■ **The exercise**
All records are to be retyped faithfully and completely.

■ **Source material**
-.-.-
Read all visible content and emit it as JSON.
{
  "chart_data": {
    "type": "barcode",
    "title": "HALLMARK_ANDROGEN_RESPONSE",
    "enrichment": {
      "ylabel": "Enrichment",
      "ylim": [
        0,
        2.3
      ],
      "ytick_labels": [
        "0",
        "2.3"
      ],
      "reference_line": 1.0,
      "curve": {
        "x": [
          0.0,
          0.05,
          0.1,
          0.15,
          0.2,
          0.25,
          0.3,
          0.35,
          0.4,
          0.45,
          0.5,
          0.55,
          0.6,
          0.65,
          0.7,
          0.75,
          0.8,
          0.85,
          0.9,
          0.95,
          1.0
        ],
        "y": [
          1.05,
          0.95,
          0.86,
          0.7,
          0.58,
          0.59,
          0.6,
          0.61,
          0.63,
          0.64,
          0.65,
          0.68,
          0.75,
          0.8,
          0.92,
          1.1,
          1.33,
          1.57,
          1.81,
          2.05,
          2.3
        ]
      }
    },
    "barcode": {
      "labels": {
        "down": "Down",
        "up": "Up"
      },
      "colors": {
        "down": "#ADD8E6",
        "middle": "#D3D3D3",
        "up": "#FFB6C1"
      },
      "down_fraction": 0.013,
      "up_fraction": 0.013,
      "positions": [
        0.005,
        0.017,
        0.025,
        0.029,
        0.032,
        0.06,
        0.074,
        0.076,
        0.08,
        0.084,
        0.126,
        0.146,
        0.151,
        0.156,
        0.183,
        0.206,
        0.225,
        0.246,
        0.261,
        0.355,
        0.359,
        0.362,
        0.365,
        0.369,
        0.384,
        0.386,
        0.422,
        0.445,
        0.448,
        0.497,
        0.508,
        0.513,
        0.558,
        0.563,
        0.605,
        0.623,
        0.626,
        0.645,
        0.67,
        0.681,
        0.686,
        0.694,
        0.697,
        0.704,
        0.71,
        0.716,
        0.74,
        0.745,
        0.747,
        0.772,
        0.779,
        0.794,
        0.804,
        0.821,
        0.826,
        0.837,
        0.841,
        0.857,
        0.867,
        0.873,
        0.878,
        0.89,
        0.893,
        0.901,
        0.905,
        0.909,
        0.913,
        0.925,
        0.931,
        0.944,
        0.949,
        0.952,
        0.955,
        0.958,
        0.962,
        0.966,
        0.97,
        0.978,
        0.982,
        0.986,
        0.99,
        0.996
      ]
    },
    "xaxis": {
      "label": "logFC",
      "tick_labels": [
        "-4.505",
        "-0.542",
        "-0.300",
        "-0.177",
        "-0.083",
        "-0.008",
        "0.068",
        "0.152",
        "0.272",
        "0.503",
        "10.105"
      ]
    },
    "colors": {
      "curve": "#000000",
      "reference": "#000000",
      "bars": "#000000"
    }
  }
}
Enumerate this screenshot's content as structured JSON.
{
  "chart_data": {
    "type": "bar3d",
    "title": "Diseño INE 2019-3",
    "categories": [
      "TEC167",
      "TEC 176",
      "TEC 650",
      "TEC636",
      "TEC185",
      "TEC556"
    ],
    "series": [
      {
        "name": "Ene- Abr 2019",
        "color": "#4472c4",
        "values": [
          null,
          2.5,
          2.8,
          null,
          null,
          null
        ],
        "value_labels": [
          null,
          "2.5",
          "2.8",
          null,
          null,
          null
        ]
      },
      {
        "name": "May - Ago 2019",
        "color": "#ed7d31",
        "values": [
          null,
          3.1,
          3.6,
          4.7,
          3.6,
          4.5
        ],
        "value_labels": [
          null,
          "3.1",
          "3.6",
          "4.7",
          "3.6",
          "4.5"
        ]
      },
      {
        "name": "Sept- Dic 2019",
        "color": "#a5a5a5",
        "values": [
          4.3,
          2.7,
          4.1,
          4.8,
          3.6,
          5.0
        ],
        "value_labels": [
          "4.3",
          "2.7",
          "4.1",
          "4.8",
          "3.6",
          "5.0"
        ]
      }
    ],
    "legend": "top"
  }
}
-.-.-
■ **Reply**
Read all visible content and emit it as JSON.
{
  "chart_data": {
    "type": "barcode",
    "title": "HALLMARK_ANDROGEN_RESPONSE",
    "enrichment": {
      "ylabel": "Enrichment",
      "ylim": [
        0,
        2.3
      ],
      "ytick_labels": [
        "0",
        "2.3"
      ],
      "reference_line": 1.0,
      "curve": {
        "x": [
          0.0,
          0.05,
          0.1,
          0.15,
          0.2,
          0.25,
          0.3,
          0.35,
          0.4,
          0.45,
          0.5,
          0.55,
          0.6,
          0.65,
          0.7,
          0.75,
          0.8,
          0.85,
          0.9,
          0.95,
          1.0
        ],
        "y": [
          1.05,
          0.95,
          0.86,
          0.7,
          0.58,
          0.59,
          0.6,
          0.61,
          0.63,
          0.64,
          0.65,
          0.68,
          0.75,
          0.8,
          0.92,
          1.1,
          1.33,
          1.57,
          1.81,
          2.05,
          2.3
        ]
      }
    },
    "barcode": {
      "labels": {
        "down": "Down",
        "up": "Up"
      },
      "colors": {
        "down": "#ADD8E6",
        "middle": "#D3D3D3",
        "up": "#FFB6C1"
      },
      "down_fraction": 0.013,
      "up_fraction": 0.013,
      "positions": [
        0.005,
        0.017,
        0.025,
        0.029,
        0.032,
        0.06,
        0.074,
        0.076,
        0.08,
        0.084,
        0.126,
        0.146,
        0.151,
        0.156,
        0.183,
        0.206,
        0.225,
        0.246,
        0.261,
        0.355,
        0.359,
        0.362,
        0.365,
        0.369,
        0.384,
        0.386,
        0.422,
        0.445,
        0.448,
        0.497,
        0.508,
        0.513,
        0.558,
        0.563,
        0.605,
        0.623,
        0.626,
        0.645,
        0.67,
        0.681,
        0.686,
        0.694,
        0.697,
        0.704,
        0.71,
        0.716,
        0.74,
        0.745,
        0.747,
        0.772,
        0.779,
        0.794,
        0.804,
        0.821,
        0.826,
        0.837,
        0.841,
        0.857,
        0.867,
        0.873,
        0.878,
        0.89,
        0.893,
        0.901,
        0.905,
        0.909,
        0.913,
        0.925,
        0.931,
        0.944,
        0.949,
        0.952,
        0.955,
        0.958,
        0.962,
        0.966,
        0.97,
        0.978,
        0.982,
        0.986,
        0.99,
        0.996
      ]
    },
    "xaxis": {
      "label": "logFC",
      "tick_labels": [
        "-4.505",
        "-0.542",
        "-0.300",
        "-0.177",
        "-0.083",
        "-0.008",
        "0.068",
        "0.152",
        "0.272",
        "0.503",
        "10.105"
      ]
    },
    "colors": {
      "curve": "#000000",
      "reference": "#000000",
      "bars": "#000000"
    }
  }
}
Enumerate this screenshot's content as structured JSON.
{
  "chart_data": {
    "type": "bar3d",
    "title": "Diseño INE 2019-3",
    "categories": [
      "TEC167",
      "TEC 176",
      "TEC 650",
      "TEC636",
      "TEC185",
      "TEC556"
    ],
    "series": [
      {
        "name": "Ene- Abr 2019",
        "color": "#4472c4",
        "values": [
          null,
          2.5,
          2.8,
          null,
          null,
          null
        ],
        "value_labels": [
          null,
          "2.5",
          "2.8",
          null,
          null,
          null
        ]
      },
      {
        "name": "May - Ago 2019",
        "color": "#ed7d31",
        "values": [
          null,
          3.1,
          3.6,
          4.7,
          3.6,
          4.5
        ],
        "value_labels": [
          null,
          "3.1",
          "3.6",
          "4.7",
          "3.6",
          "4.5"
        ]
      },
      {
        "name": "Sept- Dic 2019",
        "color": "#a5a5a5",
        "values": [
          4.3,
          2.7,
          4.1,
          4.8,
          3.6,
          5.0
        ],
        "value_labels": [
          "4.3",
          "2.7",
          "4.1",
          "4.8",
          "3.6",
          "5.0"
        ]
      }
    ],
    "legend": "top"
  }
}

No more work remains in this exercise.